-- WHAT THE TASK ASKS --
Please list all lines of the material below in which the string "钳口尺寸" occurs.

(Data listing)
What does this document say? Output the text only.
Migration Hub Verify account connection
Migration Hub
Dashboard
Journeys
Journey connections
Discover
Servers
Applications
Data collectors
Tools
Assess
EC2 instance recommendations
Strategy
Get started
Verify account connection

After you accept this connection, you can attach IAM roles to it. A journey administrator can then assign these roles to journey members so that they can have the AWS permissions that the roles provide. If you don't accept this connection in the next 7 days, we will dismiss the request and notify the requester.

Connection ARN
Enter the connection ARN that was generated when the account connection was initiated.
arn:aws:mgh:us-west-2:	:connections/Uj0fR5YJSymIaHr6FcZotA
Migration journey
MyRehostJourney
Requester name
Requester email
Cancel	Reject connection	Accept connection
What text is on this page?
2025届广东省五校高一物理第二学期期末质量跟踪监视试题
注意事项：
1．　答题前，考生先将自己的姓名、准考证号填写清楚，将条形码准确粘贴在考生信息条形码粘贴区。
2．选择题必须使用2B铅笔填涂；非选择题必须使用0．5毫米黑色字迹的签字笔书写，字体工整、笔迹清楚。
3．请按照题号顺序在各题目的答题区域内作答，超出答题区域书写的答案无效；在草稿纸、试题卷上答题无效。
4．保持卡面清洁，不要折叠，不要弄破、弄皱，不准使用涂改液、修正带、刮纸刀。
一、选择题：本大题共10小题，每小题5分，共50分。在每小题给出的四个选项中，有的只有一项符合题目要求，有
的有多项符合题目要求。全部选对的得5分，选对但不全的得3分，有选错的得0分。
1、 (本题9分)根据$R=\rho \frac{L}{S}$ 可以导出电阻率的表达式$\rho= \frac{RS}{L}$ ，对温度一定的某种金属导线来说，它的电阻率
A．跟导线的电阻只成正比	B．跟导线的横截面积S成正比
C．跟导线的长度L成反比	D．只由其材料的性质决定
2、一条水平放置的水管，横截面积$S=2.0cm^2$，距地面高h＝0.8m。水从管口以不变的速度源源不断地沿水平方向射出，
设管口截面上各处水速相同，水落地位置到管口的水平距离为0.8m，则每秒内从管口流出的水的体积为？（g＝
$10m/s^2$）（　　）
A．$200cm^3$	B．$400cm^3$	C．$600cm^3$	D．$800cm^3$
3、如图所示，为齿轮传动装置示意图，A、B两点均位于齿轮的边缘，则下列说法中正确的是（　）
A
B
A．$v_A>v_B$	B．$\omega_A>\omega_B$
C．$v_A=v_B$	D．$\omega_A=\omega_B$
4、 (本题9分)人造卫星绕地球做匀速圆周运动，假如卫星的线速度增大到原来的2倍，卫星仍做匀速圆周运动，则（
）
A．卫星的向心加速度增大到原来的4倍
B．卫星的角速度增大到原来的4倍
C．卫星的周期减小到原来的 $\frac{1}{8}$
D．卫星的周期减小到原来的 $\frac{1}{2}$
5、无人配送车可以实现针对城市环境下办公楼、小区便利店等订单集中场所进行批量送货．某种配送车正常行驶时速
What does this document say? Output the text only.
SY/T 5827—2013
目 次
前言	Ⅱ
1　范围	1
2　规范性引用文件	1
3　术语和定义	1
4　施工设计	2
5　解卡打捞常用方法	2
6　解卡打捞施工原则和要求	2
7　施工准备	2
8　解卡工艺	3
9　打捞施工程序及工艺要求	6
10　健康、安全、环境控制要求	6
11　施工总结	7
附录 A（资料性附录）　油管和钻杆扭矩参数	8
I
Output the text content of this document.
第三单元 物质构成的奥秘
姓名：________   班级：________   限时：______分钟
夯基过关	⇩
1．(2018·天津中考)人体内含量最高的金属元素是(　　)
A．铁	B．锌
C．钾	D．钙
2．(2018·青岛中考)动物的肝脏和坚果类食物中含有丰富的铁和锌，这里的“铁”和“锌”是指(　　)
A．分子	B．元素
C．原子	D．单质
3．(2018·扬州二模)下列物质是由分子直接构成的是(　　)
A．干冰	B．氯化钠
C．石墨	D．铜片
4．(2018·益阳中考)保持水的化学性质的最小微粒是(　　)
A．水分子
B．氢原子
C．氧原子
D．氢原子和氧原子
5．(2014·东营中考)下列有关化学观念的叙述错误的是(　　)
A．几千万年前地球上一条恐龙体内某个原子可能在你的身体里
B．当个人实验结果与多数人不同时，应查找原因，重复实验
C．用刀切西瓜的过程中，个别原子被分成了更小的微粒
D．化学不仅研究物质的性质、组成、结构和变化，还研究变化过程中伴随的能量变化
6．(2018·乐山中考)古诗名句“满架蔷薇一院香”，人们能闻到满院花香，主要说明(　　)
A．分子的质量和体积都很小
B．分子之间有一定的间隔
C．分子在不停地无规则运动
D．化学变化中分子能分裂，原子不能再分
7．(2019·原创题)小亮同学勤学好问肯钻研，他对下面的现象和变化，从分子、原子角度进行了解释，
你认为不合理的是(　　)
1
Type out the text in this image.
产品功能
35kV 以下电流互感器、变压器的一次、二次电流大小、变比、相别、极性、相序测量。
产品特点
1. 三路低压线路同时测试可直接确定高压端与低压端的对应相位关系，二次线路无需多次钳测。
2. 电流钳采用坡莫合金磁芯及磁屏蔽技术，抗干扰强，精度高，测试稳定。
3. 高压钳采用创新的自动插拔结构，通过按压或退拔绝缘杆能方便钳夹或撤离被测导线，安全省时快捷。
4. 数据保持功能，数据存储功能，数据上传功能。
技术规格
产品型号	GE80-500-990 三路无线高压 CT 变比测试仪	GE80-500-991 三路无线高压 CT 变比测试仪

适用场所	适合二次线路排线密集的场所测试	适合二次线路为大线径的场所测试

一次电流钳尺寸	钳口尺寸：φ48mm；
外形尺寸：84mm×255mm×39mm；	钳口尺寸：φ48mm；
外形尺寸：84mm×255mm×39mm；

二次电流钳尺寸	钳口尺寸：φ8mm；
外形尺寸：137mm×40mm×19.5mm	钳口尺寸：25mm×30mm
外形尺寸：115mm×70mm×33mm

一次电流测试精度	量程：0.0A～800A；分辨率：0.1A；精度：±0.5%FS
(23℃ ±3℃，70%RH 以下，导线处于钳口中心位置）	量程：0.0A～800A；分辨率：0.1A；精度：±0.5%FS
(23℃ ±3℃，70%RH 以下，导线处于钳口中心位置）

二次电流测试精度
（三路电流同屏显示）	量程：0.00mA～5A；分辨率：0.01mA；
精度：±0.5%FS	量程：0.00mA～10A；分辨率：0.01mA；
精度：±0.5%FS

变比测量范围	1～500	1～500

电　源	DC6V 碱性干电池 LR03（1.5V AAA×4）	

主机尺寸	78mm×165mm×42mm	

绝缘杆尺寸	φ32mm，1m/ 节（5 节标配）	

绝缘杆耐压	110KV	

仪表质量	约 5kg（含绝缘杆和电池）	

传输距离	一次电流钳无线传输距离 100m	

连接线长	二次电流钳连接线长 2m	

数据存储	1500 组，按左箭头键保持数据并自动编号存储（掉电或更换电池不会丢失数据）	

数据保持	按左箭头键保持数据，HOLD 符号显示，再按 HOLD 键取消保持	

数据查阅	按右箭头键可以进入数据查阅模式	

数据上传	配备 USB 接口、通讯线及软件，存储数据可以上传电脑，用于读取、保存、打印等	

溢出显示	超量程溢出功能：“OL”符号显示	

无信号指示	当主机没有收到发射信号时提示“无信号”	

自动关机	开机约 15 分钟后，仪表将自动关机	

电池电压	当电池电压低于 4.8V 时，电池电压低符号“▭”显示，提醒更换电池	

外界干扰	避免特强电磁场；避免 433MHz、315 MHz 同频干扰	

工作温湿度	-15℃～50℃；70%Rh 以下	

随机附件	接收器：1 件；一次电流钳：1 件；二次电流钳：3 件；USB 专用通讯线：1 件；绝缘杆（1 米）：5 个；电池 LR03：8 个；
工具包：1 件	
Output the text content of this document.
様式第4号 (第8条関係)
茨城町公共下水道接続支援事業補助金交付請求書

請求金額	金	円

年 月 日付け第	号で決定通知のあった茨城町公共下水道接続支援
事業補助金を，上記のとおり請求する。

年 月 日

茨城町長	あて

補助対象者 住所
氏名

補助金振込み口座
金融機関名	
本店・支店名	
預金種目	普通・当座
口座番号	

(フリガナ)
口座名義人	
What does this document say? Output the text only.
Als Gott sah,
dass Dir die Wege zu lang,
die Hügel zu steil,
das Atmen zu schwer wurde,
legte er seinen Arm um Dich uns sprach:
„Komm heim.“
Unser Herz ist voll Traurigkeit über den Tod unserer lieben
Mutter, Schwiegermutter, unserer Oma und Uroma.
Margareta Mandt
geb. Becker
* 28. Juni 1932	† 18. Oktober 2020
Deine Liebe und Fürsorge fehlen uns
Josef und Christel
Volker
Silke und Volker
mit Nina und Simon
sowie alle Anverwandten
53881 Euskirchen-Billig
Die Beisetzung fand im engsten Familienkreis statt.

-- THE COMPLETED TASK --
一次电流钳尺寸	钳口尺寸：φ48mm；
外形尺寸：84mm×255mm×39mm；	钳口尺寸：φ48mm；
二次电流钳尺寸	钳口尺寸：φ8mm；
外形尺寸：137mm×40mm×19.5mm	钳口尺寸：25mm×30mm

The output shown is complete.